TEKSTFRAGMENT —

※

Met betrekking tot Cottard stelt de schrijver dat we ons hem wellicht zouden herinneren als bien médiocre (431:31). Het is goed eens te kijken waar precies we, in het vorige deel, kennisgemaakt hebben met de dokter. Proust helpt ons: l’époque où l’on a vu assister aux débuts de Swann chez les Verdurin (433:21-22). Het gaat om de passage helemaal in het begin van Un Amour de Swann, hier geparafraseerd in geen verloren tijd 27.

※

GEGEVENS —
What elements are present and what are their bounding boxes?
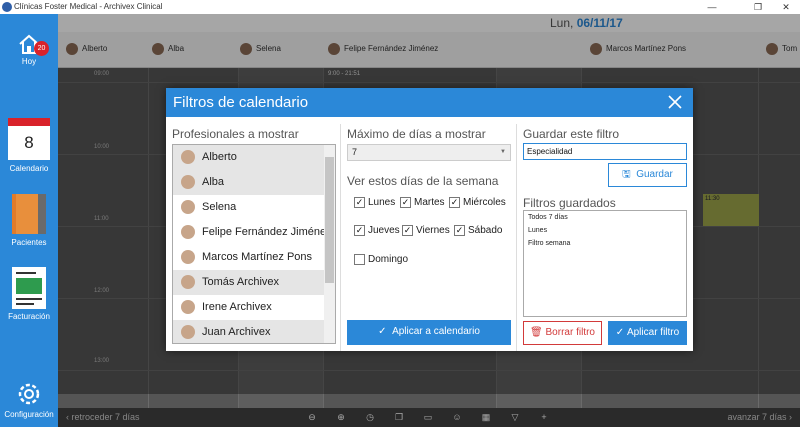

※

OVER DE OPDRACHT —
Schrijf uit het fragment over Cottard woord voor woord het stuk op dat begint bij "Met betrekking tot" en doorloopt tot en met "verloren tijd 27.". Deze gegevens komen uit een andere bron.

UITKOMST —
Met betrekking tot Cottard stelt de schrijver dat we ons hem wellicht zouden herinneren als bien médiocre (431:31). Het is goed eens te kijken waar precies we, in het vorige deel, kennisgemaakt hebben met de dokter. Proust helpt ons: l’époque où l’on a vu assister aux débuts de Swann chez les Verdurin (433:21-22). Het gaat om de passage helemaal in het begin van Un Amour de Swann, hier geparafraseerd in geen verloren tijd 27.